## The data:
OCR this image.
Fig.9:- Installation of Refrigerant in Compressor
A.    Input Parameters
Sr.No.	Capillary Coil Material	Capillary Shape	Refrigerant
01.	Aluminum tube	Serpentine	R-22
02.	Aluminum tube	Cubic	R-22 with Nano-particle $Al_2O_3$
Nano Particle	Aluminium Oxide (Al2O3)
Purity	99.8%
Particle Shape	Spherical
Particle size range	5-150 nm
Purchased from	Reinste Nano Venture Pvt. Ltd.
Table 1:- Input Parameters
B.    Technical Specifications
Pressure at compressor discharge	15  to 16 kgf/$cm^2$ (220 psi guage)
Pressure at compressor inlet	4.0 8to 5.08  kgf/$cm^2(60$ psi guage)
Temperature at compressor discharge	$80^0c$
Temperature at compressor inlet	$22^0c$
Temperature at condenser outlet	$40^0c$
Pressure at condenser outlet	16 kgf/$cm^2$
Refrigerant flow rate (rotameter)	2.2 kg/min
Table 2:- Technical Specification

## The problem:
From the listing above, copy every line that includes the word "Input".

## Written reply:
A.    Input Parameters
Table 1:- Input Parameters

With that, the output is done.